→ **Set problem**
Where the string "area" occurs in the material below, report the whole line.

→ **Entries**
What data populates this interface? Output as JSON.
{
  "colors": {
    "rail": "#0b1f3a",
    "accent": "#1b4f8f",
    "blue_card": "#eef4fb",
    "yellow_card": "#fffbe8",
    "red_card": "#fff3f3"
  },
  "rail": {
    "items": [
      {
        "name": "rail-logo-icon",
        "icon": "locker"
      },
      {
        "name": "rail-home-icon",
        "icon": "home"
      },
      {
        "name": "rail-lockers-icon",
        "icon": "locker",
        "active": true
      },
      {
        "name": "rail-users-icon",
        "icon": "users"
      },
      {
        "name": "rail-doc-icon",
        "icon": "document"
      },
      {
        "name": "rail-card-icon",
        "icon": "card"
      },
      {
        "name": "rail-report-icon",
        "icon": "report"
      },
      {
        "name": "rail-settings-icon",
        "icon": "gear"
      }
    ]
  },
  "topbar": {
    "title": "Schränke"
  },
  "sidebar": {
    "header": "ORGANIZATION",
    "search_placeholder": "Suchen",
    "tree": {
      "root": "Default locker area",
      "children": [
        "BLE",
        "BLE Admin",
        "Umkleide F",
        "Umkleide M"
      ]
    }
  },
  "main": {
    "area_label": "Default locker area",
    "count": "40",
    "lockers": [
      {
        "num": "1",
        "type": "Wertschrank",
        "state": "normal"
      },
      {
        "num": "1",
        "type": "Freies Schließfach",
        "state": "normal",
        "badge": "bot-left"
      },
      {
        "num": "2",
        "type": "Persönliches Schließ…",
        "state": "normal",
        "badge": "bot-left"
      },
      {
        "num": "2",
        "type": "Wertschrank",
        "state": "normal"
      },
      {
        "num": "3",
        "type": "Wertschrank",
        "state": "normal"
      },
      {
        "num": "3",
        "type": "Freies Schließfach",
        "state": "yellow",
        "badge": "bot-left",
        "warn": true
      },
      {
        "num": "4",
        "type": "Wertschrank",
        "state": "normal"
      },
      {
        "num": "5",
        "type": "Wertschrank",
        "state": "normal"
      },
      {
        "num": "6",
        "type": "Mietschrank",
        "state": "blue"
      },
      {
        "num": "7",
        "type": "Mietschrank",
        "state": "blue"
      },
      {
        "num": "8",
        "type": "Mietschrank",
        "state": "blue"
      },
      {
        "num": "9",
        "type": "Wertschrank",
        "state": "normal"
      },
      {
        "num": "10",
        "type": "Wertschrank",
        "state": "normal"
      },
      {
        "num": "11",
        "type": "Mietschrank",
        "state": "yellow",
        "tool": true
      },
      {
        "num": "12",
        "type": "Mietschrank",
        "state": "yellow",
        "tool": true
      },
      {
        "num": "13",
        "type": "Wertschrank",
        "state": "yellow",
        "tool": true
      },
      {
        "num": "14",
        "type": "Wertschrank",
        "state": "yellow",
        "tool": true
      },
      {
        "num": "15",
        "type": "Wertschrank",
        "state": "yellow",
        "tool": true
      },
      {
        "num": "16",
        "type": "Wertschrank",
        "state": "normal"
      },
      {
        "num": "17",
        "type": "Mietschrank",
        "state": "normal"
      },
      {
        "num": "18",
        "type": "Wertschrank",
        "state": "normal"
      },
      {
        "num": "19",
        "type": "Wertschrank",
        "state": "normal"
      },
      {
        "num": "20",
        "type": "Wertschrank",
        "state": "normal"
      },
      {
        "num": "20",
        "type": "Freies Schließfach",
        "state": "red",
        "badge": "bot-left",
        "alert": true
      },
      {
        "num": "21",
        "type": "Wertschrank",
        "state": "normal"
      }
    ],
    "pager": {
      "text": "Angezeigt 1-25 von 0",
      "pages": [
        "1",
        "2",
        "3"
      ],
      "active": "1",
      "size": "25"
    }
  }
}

→ **Task solution**
      "root": "Default locker area",
    "area_label": "Default locker area",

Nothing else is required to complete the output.